● **WRITTEN TASK**: What follows is a block of records; reproduce all of it verbatim.

=== GIVEN DATA ===

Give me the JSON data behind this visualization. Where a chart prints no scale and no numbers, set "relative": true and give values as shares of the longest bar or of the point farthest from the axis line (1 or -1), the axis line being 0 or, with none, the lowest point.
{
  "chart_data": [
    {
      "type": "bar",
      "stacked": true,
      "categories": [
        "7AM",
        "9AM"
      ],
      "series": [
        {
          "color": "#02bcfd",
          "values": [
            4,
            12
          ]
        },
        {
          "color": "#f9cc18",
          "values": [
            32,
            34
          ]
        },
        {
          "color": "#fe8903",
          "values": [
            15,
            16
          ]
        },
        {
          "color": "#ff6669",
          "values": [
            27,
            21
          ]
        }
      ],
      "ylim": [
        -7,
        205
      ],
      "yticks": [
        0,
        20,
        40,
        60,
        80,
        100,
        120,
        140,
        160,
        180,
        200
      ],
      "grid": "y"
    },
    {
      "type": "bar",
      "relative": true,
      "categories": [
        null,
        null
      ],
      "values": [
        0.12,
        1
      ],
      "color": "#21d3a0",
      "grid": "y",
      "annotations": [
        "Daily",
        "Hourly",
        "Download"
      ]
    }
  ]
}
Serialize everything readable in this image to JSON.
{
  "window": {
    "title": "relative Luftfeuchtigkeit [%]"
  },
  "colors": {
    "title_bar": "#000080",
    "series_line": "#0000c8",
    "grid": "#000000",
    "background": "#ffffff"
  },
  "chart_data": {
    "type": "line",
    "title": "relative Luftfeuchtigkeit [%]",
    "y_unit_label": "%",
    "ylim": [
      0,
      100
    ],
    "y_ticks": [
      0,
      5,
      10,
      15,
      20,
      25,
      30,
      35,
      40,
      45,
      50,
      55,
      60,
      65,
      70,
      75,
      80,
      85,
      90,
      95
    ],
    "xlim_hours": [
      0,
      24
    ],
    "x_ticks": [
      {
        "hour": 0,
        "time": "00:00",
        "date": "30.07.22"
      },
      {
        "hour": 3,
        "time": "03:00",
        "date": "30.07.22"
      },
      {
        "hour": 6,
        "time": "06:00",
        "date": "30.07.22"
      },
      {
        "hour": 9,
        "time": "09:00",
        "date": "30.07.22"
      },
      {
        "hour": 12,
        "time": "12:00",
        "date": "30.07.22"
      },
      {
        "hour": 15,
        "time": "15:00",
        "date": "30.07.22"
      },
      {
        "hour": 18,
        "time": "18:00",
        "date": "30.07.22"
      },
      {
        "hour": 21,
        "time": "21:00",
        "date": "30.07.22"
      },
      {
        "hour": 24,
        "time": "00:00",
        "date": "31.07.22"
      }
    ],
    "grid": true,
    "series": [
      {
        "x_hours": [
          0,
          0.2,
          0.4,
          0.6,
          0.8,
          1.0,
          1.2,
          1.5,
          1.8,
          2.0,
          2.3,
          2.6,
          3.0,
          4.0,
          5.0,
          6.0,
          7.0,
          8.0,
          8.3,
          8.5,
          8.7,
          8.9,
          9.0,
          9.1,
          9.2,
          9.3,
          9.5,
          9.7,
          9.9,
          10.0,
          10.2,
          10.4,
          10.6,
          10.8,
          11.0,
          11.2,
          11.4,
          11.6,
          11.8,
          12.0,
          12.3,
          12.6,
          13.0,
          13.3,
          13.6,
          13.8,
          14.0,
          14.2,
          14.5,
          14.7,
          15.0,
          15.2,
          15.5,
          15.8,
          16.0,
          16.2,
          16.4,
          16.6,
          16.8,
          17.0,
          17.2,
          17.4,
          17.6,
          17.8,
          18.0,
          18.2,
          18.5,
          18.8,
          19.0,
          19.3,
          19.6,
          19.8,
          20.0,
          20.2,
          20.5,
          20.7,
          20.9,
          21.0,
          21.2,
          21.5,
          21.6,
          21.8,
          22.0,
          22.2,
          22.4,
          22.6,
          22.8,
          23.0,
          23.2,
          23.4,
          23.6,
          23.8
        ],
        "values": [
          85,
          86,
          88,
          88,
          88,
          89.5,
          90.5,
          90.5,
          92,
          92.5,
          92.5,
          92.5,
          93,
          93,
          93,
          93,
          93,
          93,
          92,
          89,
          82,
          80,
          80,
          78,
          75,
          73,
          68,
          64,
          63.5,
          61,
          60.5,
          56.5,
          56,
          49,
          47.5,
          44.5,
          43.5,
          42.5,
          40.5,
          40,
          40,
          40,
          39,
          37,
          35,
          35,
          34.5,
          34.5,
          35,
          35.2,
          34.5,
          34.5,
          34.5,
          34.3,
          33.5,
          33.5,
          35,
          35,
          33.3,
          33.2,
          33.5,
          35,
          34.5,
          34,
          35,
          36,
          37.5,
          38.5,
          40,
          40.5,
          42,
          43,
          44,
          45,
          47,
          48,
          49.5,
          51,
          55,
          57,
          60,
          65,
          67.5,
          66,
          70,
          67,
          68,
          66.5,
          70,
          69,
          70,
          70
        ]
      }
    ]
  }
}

===

● **ANSWER TO THE TASK**:
Give me the JSON data behind this visualization. Where a chart prints no scale and no numbers, set "relative": true and give values as shares of the longest bar or of the point farthest from the axis line (1 or -1), the axis line being 0 or, with none, the lowest point.
{
  "chart_data": [
    {
      "type": "bar",
      "stacked": true,
      "categories": [
        "7AM",
        "9AM"
      ],
      "series": [
        {
          "color": "#02bcfd",
          "values": [
            4,
            12
          ]
        },
        {
          "color": "#f9cc18",
          "values": [
            32,
            34
          ]
        },
        {
          "color": "#fe8903",
          "values": [
            15,
            16
          ]
        },
        {
          "color": "#ff6669",
          "values": [
            27,
            21
          ]
        }
      ],
      "ylim": [
        -7,
        205
      ],
      "yticks": [
        0,
        20,
        40,
        60,
        80,
        100,
        120,
        140,
        160,
        180,
        200
      ],
      "grid": "y"
    },
    {
      "type": "bar",
      "relative": true,
      "categories": [
        null,
        null
      ],
      "values": [
        0.12,
        1
      ],
      "color": "#21d3a0",
      "grid": "y",
      "annotations": [
        "Daily",
        "Hourly",
        "Download"
      ]
    }
  ]
}
Serialize everything readable in this image to JSON.
{
  "window": {
    "title": "relative Luftfeuchtigkeit [%]"
  },
  "colors": {
    "title_bar": "#000080",
    "series_line": "#0000c8",
    "grid": "#000000",
    "background": "#ffffff"
  },
  "chart_data": {
    "type": "line",
    "title": "relative Luftfeuchtigkeit [%]",
    "y_unit_label": "%",
    "ylim": [
      0,
      100
    ],
    "y_ticks": [
      0,
      5,
      10,
      15,
      20,
      25,
      30,
      35,
      40,
      45,
      50,
      55,
      60,
      65,
      70,
      75,
      80,
      85,
      90,
      95
    ],
    "xlim_hours": [
      0,
      24
    ],
    "x_ticks": [
      {
        "hour": 0,
        "time": "00:00",
        "date": "30.07.22"
      },
      {
        "hour": 3,
        "time": "03:00",
        "date": "30.07.22"
      },
      {
        "hour": 6,
        "time": "06:00",
        "date": "30.07.22"
      },
      {
        "hour": 9,
        "time": "09:00",
        "date": "30.07.22"
      },
      {
        "hour": 12,
        "time": "12:00",
        "date": "30.07.22"
      },
      {
        "hour": 15,
        "time": "15:00",
        "date": "30.07.22"
      },
      {
        "hour": 18,
        "time": "18:00",
        "date": "30.07.22"
      },
      {
        "hour": 21,
        "time": "21:00",
        "date": "30.07.22"
      },
      {
        "hour": 24,
        "time": "00:00",
        "date": "31.07.22"
      }
    ],
    "grid": true,
    "series": [
      {
        "x_hours": [
          0,
          0.2,
          0.4,
          0.6,
          0.8,
          1.0,
          1.2,
          1.5,
          1.8,
          2.0,
          2.3,
          2.6,
          3.0,
          4.0,
          5.0,
          6.0,
          7.0,
          8.0,
          8.3,
          8.5,
          8.7,
          8.9,
          9.0,
          9.1,
          9.2,
          9.3,
          9.5,
          9.7,
          9.9,
          10.0,
          10.2,
          10.4,
          10.6,
          10.8,
          11.0,
          11.2,
          11.4,
          11.6,
          11.8,
          12.0,
          12.3,
          12.6,
          13.0,
          13.3,
          13.6,
          13.8,
          14.0,
          14.2,
          14.5,
          14.7,
          15.0,
          15.2,
          15.5,
          15.8,
          16.0,
          16.2,
          16.4,
          16.6,
          16.8,
          17.0,
          17.2,
          17.4,
          17.6,
          17.8,
          18.0,
          18.2,
          18.5,
          18.8,
          19.0,
          19.3,
          19.6,
          19.8,
          20.0,
          20.2,
          20.5,
          20.7,
          20.9,
          21.0,
          21.2,
          21.5,
          21.6,
          21.8,
          22.0,
          22.2,
          22.4,
          22.6,
          22.8,
          23.0,
          23.2,
          23.4,
          23.6,
          23.8
        ],
        "values": [
          85,
          86,
          88,
          88,
          88,
          89.5,
          90.5,
          90.5,
          92,
          92.5,
          92.5,
          92.5,
          93,
          93,
          93,
          93,
          93,
          93,
          92,
          89,
          82,
          80,
          80,
          78,
          75,
          73,
          68,
          64,
          63.5,
          61,
          60.5,
          56.5,
          56,
          49,
          47.5,
          44.5,
          43.5,
          42.5,
          40.5,
          40,
          40,
          40,
          39,
          37,
          35,
          35,
          34.5,
          34.5,
          35,
          35.2,
          34.5,
          34.5,
          34.5,
          34.3,
          33.5,
          33.5,
          35,
          35,
          33.3,
          33.2,
          33.5,
          35,
          34.5,
          34,
          35,
          36,
          37.5,
          38.5,
          40,
          40.5,
          42,
          43,
          44,
          45,
          47,
          48,
          49.5,
          51,
          55,
          57,
          60,
          65,
          67.5,
          66,
          70,
          67,
          68,
          66.5,
          70,
          69,
          70,
          70
        ]
      }
    ]
  }
}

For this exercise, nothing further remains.